» **Goal**
Tally the lines that hold the word "Instant" and reply with that figure only.

[Stored data]
* * * * * * * * *

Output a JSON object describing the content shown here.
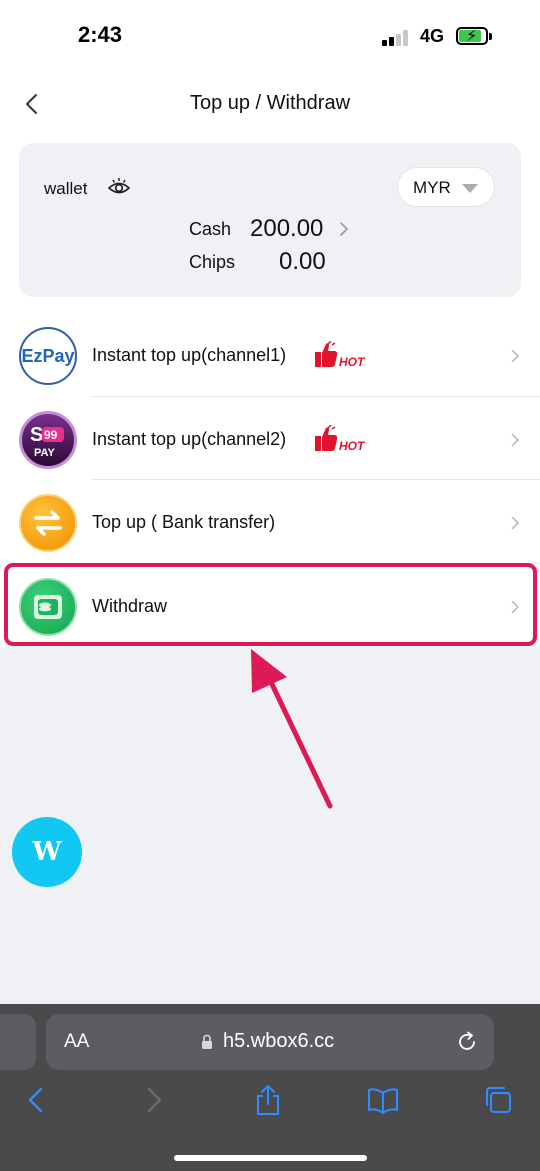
{
  "status_bar": {
    "time": "2:43",
    "network": "4G",
    "battery_color": "#3cc84a"
  },
  "header": {
    "title": "Top up / Withdraw",
    "back_icon": "chevron-left-icon"
  },
  "wallet": {
    "label": "wallet",
    "eye_icon": "eye-icon",
    "currency": "MYR",
    "cash_label": "Cash",
    "cash_value": "200.00",
    "chips_label": "Chips",
    "chips_value": "0.00"
  },
  "menu": {
    "items": [
      {
        "label": "Instant top up(channel1)",
        "logo_text": "EzPay",
        "hot": true,
        "hot_text": "HOT"
      },
      {
        "label": "Instant top up(channel2)",
        "logo_text": "99 PAY",
        "hot": true,
        "hot_text": "HOT"
      },
      {
        "label": "Top up ( Bank transfer)",
        "logo": "transfer-arrows-icon",
        "hot": false
      },
      {
        "label": "Withdraw",
        "logo": "wallet-cash-icon",
        "hot": false
      }
    ]
  },
  "highlight": {
    "color": "#dc1a55",
    "target": "Withdraw"
  },
  "fab": {
    "letter": "W",
    "color": "#12c8f2"
  },
  "browser": {
    "aa_label": "AA",
    "url": "h5.wbox6.cc",
    "toolbar": [
      "back-icon",
      "forward-icon",
      "share-icon",
      "bookmarks-icon",
      "tabs-icon"
    ]
  }
}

* * * * * * * * *

» **Solved exercise**
2